Exercise instructions:
Lines that contain the string "Land" are to be copied; leave out all others.

[Figure data in JSON]
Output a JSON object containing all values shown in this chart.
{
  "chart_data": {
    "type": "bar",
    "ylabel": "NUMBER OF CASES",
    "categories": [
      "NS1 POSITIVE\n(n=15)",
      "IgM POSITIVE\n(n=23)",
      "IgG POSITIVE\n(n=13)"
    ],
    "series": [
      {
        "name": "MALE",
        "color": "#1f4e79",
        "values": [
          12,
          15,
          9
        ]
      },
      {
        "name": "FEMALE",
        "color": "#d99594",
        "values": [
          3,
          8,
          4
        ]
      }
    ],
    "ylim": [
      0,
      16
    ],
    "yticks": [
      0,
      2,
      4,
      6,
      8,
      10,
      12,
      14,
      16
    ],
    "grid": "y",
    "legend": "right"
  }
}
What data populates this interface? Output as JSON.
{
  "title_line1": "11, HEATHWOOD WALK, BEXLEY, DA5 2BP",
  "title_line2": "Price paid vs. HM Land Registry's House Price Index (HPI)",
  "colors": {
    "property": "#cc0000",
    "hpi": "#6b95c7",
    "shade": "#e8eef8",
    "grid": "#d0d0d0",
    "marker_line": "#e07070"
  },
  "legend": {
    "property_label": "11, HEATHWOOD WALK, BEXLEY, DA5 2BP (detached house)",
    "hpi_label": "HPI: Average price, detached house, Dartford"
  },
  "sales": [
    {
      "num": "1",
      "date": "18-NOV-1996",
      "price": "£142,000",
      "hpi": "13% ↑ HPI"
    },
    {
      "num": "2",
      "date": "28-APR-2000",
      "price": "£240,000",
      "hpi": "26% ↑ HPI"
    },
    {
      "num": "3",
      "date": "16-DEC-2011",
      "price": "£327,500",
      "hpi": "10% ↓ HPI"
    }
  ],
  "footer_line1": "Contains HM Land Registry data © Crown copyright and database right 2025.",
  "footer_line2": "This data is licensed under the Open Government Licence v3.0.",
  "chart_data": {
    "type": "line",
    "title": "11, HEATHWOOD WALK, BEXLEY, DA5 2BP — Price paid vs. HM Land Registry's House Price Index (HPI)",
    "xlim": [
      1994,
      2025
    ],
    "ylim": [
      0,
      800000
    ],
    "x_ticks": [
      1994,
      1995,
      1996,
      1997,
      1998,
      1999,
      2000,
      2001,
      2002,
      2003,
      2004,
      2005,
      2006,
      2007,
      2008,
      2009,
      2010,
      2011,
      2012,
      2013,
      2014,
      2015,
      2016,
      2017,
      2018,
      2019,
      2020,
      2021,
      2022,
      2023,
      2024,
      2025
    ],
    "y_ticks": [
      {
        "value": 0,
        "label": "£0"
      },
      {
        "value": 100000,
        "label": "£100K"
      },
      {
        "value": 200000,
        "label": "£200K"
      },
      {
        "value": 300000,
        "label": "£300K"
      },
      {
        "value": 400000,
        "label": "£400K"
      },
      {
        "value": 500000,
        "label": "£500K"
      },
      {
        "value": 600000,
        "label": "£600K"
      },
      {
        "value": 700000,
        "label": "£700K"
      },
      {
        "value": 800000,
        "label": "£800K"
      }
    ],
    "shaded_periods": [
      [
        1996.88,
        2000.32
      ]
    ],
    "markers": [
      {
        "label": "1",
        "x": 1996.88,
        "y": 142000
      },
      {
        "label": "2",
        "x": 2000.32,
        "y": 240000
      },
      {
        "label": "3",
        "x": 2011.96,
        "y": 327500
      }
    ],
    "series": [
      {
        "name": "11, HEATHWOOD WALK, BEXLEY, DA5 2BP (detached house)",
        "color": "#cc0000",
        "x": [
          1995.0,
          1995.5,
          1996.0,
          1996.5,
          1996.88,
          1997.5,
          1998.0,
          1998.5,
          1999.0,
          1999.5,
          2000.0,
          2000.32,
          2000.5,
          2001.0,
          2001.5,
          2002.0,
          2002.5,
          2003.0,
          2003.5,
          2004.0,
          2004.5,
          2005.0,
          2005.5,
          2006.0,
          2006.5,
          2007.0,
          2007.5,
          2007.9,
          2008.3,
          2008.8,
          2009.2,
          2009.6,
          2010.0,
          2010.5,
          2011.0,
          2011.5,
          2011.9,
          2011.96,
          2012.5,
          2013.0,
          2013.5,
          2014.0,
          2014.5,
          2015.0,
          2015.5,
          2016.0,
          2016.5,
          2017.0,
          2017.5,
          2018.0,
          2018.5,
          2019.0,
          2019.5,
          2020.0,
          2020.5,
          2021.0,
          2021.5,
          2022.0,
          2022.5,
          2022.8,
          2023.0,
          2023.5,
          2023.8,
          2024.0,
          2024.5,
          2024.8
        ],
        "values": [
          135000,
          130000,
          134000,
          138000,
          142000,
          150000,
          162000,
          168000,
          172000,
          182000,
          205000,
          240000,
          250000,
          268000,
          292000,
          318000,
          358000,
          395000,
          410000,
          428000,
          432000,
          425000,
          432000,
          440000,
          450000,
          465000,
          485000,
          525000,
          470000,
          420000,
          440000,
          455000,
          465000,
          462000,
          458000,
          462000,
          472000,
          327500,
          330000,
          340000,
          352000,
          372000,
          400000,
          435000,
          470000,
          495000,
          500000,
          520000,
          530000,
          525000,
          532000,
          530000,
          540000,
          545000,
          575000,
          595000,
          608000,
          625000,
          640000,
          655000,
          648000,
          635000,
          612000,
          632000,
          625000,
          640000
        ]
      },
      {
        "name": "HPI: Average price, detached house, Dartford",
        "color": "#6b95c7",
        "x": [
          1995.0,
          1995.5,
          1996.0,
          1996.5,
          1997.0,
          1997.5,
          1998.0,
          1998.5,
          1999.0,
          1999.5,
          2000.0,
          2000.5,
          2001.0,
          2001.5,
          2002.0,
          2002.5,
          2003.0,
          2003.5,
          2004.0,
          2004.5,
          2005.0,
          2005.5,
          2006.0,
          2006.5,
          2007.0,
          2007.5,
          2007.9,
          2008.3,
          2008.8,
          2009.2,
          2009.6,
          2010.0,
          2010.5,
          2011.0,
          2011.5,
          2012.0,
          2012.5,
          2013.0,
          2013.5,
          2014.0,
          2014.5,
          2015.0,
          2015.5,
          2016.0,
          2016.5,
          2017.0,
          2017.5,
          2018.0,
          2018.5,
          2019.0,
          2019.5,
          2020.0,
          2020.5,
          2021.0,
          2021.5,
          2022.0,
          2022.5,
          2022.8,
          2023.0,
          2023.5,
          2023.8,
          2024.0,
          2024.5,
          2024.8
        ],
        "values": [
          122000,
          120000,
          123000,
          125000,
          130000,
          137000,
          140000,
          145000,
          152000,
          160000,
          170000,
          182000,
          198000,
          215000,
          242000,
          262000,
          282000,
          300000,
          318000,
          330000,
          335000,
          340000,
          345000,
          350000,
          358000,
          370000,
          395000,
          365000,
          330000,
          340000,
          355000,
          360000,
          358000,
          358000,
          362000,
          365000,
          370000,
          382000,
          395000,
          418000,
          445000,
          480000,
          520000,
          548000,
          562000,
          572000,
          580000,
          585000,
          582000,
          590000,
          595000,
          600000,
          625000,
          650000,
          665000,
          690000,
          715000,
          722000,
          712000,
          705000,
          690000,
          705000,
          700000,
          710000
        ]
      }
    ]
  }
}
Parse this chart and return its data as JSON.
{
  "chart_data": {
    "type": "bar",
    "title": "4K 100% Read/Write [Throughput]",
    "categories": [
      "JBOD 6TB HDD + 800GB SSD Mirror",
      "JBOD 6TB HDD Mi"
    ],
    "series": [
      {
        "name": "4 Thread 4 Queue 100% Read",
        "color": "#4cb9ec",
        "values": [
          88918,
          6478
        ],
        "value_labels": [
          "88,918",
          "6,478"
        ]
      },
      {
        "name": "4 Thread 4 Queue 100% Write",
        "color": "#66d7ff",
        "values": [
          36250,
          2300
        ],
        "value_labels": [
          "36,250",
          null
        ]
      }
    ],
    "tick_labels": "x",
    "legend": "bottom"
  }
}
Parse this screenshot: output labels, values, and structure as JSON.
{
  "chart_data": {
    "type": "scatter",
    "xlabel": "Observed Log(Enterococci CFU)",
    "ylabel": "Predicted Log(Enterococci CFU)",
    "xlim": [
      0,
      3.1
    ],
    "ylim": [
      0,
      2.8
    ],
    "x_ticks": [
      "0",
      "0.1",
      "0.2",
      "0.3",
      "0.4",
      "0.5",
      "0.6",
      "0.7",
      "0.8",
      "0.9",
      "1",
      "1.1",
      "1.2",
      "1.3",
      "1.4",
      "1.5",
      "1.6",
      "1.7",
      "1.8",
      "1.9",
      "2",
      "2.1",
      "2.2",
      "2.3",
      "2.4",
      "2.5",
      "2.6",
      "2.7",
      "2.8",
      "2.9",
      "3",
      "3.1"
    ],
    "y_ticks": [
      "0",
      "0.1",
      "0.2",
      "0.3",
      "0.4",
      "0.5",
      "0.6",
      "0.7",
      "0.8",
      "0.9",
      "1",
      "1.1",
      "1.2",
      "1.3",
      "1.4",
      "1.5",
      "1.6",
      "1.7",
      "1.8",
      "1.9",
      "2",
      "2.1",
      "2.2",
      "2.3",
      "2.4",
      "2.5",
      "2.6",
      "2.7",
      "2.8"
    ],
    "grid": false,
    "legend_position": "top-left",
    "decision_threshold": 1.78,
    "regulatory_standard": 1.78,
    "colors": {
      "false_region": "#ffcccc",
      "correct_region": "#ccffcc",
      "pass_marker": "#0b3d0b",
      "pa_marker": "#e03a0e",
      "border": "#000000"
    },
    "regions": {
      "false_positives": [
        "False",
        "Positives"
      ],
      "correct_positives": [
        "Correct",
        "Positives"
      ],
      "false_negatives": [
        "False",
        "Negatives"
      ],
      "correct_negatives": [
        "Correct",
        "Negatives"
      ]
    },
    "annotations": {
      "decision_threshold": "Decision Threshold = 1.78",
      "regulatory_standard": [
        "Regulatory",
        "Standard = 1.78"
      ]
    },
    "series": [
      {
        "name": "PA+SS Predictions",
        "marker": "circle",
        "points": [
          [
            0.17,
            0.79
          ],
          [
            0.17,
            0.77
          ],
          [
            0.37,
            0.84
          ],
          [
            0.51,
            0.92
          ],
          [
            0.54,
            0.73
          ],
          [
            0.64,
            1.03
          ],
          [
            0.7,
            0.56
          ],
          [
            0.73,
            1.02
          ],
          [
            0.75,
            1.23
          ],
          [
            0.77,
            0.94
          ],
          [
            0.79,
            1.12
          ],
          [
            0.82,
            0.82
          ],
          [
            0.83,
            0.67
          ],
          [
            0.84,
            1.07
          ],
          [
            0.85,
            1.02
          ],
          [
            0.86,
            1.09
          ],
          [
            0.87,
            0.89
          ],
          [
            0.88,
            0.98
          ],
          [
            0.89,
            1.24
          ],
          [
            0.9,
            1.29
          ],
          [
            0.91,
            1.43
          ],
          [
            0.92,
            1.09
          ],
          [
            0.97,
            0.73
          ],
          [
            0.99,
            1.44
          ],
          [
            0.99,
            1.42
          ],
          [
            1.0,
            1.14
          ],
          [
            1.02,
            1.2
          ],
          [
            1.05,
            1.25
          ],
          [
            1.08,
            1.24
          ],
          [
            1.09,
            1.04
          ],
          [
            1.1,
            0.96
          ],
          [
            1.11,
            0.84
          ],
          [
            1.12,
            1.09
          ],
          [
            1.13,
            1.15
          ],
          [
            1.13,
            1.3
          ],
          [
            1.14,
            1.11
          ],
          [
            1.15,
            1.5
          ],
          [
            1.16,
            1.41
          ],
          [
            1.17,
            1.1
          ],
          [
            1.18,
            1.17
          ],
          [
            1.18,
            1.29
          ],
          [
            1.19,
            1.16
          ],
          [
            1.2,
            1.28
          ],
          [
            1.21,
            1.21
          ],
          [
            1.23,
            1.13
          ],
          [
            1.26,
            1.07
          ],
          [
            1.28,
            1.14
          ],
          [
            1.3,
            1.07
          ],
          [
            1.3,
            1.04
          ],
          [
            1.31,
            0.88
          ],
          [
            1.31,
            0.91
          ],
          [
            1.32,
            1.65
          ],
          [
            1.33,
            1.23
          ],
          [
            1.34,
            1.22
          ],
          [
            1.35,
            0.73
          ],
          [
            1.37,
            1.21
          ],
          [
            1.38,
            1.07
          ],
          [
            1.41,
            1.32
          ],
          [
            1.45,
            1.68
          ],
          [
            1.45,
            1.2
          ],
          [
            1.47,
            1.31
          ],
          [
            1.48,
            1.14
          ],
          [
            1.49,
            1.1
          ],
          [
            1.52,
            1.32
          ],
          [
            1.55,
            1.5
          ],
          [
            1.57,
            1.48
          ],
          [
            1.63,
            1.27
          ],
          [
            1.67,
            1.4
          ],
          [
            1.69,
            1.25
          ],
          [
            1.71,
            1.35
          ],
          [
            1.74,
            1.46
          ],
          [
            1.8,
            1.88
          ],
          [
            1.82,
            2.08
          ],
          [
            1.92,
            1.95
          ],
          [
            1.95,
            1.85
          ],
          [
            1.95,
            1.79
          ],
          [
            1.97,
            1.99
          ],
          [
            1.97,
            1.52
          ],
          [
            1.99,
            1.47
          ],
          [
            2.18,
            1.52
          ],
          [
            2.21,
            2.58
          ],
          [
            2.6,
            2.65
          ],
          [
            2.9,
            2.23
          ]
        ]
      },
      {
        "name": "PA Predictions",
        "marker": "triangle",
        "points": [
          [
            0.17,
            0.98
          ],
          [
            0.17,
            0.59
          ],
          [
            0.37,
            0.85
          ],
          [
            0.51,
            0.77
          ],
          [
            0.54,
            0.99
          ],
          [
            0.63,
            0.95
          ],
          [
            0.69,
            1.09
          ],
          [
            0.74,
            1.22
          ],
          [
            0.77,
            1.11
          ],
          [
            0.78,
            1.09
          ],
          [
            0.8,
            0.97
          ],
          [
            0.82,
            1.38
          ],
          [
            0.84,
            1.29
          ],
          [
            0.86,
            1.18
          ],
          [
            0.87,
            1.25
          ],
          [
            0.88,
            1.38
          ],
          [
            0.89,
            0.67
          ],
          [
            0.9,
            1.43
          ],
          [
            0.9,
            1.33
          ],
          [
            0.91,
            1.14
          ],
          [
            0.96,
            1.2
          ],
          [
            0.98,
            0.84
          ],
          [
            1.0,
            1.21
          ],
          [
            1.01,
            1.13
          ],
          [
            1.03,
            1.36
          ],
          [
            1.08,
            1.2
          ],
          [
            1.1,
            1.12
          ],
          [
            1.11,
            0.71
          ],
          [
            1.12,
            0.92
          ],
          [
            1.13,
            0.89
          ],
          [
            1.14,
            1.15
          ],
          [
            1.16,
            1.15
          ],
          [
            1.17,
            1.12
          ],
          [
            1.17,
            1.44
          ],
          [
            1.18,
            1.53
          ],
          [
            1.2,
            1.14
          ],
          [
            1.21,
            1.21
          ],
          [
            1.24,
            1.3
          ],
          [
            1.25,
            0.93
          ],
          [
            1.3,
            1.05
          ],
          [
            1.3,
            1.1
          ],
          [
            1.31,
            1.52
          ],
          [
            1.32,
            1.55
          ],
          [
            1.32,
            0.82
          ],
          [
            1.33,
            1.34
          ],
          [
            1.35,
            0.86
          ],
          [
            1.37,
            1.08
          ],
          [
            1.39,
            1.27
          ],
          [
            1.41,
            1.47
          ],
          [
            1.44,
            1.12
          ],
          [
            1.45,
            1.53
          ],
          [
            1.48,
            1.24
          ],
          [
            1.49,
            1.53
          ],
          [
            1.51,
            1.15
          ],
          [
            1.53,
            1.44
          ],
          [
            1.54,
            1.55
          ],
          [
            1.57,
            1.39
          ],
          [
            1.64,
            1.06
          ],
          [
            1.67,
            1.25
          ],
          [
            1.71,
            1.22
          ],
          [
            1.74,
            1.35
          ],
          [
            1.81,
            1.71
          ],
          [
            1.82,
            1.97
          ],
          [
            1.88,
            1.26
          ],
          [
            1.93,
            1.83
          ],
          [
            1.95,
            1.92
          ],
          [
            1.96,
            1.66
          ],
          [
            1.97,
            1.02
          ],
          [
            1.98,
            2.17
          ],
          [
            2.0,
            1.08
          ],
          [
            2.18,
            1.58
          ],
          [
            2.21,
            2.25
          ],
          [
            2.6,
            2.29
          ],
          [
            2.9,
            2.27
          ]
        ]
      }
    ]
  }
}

Task answer:
  "title_line2": "Price paid vs. HM Land Registry's House Price Index (HPI)",
  "footer_line1": "Contains HM Land Registry data © Crown copyright and database right 2025.",
    "title": "11, HEATHWOOD WALK, BEXLEY, DA5 2BP — Price paid vs. HM Land Registry's House Price Index (HPI)",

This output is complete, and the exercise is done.